• WHAT THE TASK ASKS:
Copy out the material from the line with "person-icon — [74, 331, 84, 351]" up to and including the line with "effect-value: -1 — [1257, 351, 1268, 363]", reproducing each line exactly and nothing else.

• MATERIAL SHOWN:
++++++

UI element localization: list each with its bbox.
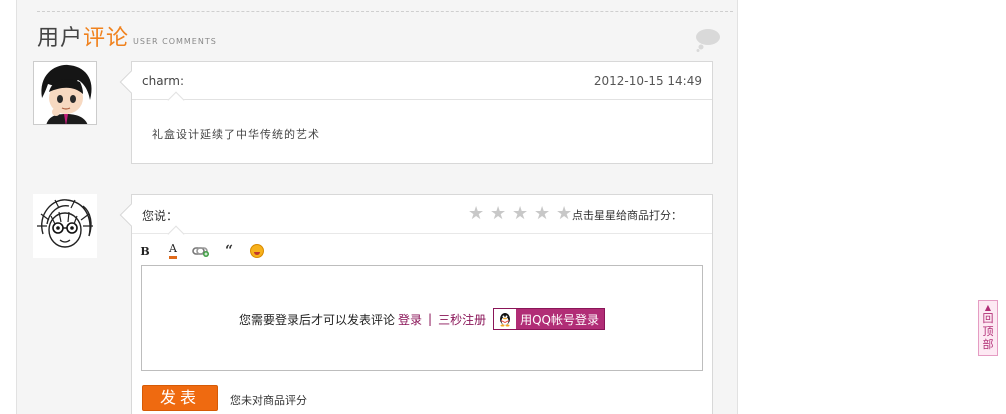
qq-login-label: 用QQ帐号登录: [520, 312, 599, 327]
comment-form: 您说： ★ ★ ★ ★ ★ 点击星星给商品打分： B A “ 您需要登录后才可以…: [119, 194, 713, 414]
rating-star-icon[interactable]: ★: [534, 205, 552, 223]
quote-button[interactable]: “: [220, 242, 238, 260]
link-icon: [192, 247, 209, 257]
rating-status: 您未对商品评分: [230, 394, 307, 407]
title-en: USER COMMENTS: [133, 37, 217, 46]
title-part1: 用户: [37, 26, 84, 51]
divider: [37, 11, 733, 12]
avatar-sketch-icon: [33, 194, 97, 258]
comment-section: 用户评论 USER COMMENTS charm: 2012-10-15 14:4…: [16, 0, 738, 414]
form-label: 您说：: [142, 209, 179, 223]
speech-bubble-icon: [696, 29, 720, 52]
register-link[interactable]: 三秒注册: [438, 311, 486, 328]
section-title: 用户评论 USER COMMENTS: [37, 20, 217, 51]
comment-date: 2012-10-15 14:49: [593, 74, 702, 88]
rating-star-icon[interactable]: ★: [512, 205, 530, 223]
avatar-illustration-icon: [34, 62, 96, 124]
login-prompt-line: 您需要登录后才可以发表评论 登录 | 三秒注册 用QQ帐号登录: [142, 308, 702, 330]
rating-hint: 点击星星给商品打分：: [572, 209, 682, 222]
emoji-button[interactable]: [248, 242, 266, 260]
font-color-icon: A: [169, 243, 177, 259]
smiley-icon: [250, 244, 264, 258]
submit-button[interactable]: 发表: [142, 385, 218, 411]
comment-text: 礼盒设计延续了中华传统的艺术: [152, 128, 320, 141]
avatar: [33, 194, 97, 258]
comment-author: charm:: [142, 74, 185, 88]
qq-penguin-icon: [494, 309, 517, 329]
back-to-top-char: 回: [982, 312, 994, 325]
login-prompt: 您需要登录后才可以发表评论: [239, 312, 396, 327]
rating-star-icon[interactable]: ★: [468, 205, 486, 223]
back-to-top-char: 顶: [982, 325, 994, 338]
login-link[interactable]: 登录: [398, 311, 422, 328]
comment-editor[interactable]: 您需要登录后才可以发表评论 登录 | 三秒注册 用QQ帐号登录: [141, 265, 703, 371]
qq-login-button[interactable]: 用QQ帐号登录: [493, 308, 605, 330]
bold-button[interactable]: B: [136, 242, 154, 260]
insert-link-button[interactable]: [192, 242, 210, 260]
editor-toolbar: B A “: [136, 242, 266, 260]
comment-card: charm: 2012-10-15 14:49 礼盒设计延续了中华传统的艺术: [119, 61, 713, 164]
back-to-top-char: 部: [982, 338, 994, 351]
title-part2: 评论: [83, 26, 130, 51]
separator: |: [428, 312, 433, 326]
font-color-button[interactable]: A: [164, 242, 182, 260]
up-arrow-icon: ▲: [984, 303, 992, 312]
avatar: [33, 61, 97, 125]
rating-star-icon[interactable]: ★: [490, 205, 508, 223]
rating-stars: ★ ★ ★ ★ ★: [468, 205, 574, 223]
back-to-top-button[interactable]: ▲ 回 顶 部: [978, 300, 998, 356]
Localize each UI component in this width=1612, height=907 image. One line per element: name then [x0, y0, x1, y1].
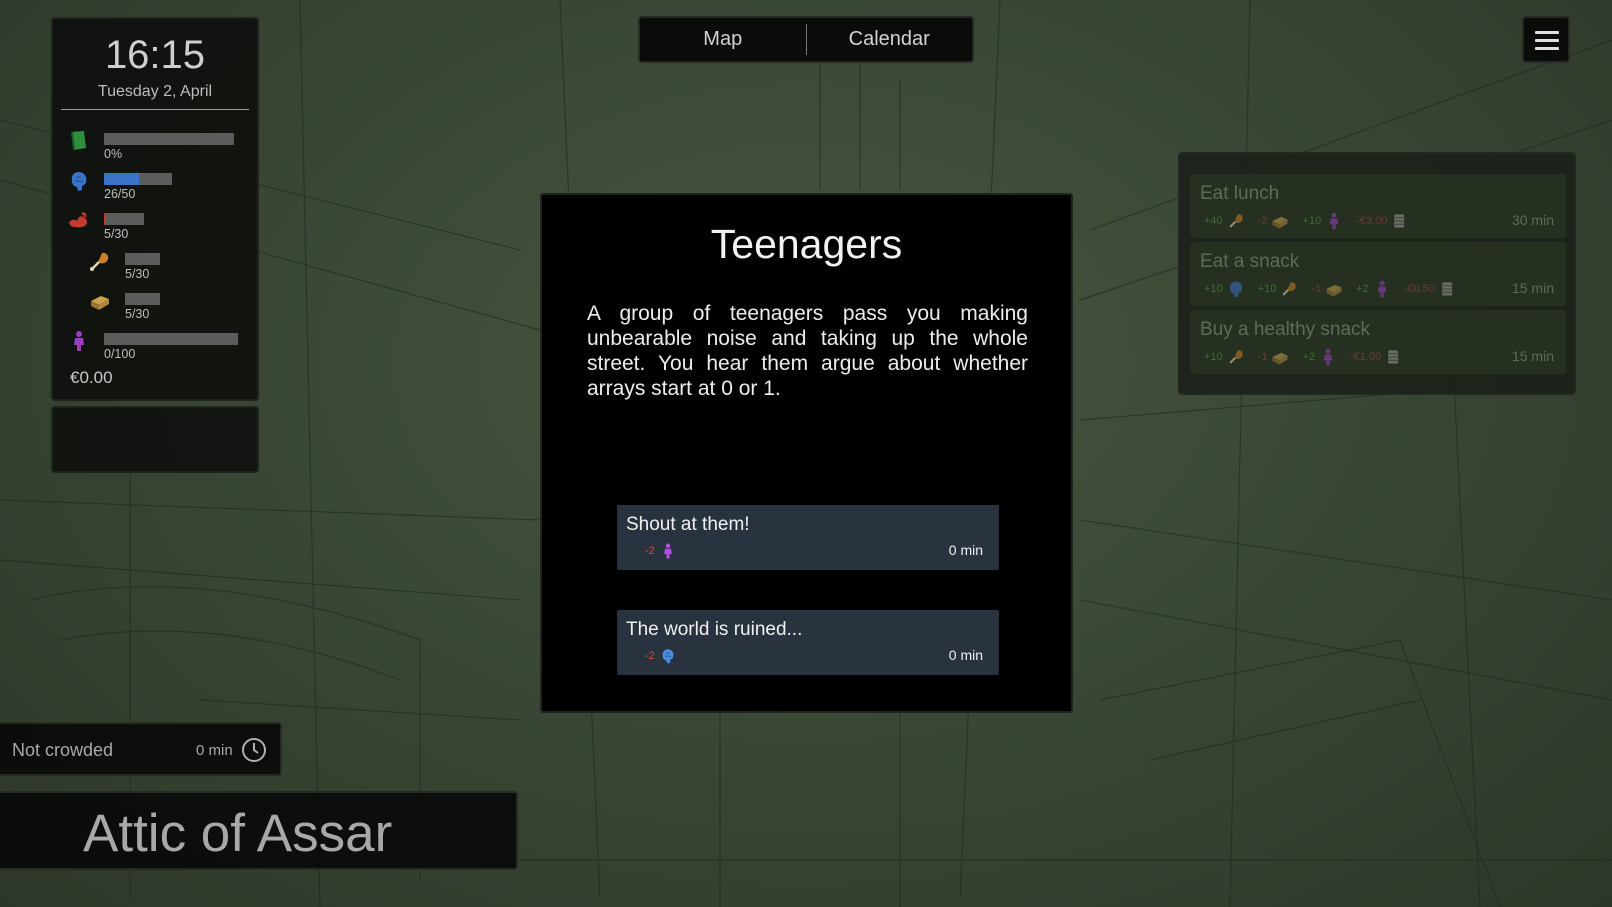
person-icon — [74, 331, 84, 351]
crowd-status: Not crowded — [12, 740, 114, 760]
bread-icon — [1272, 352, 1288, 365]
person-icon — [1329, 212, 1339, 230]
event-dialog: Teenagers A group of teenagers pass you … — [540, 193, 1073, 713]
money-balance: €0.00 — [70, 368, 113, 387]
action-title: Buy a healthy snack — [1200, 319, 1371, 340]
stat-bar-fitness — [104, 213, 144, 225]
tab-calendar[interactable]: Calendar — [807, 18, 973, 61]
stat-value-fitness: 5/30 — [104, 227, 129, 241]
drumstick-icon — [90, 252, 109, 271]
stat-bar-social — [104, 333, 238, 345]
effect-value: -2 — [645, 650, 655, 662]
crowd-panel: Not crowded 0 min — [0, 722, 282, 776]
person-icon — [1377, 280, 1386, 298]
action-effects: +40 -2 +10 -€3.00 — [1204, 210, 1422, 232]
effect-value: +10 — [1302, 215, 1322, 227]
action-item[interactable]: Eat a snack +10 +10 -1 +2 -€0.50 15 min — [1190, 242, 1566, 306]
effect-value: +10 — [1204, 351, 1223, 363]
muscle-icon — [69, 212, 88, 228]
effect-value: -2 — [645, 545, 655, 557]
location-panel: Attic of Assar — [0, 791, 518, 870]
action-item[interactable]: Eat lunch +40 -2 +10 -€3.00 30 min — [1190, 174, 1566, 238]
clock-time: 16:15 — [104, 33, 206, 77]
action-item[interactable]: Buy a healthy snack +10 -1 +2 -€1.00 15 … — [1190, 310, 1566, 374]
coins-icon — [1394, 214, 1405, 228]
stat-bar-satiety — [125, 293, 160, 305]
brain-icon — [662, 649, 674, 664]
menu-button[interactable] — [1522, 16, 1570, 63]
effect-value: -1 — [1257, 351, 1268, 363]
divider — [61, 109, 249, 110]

++++++

• EXPECTED OUTPUT:
person-icon — [74, 331, 84, 351]
crowd-status: Not crowded — [12, 740, 114, 760]
bread-icon — [1272, 352, 1288, 365]
person-icon — [1329, 212, 1339, 230]
event-dialog: Teenagers A group of teenagers pass you … — [540, 193, 1073, 713]
money-balance: €0.00 — [70, 368, 113, 387]
action-title: Buy a healthy snack — [1200, 319, 1371, 340]
stat-bar-fitness — [104, 213, 144, 225]
tab-calendar[interactable]: Calendar — [807, 18, 973, 61]
stat-value-fitness: 5/30 — [104, 227, 129, 241]
drumstick-icon — [90, 252, 109, 271]
stat-bar-social — [104, 333, 238, 345]
effect-value: -2 — [645, 650, 655, 662]
crowd-panel: Not crowded 0 min — [0, 722, 282, 776]
person-icon — [1377, 280, 1386, 298]
action-effects: +40 -2 +10 -€3.00 — [1204, 210, 1422, 232]
effect-value: +10 — [1302, 215, 1322, 227]
action-item[interactable]: Eat a snack +10 +10 -1 +2 -€0.50 15 min — [1190, 242, 1566, 306]
effect-value: +10 — [1204, 351, 1223, 363]
muscle-icon — [69, 212, 88, 228]
effect-value: -2 — [645, 545, 655, 557]
location-panel: Attic of Assar — [0, 791, 518, 870]
action-item[interactable]: Eat lunch +40 -2 +10 -€3.00 30 min — [1190, 174, 1566, 238]
clock-time: 16:15 — [104, 33, 206, 77]
action-item[interactable]: Buy a healthy snack +10 -1 +2 -€1.00 15 … — [1190, 310, 1566, 374]
coins-icon — [1394, 214, 1405, 228]
stat-bar-satiety — [125, 293, 160, 305]
brain-icon — [662, 649, 674, 664]
menu-button[interactable] — [1522, 16, 1570, 63]
effect-value: -1 — [1257, 351, 1268, 363]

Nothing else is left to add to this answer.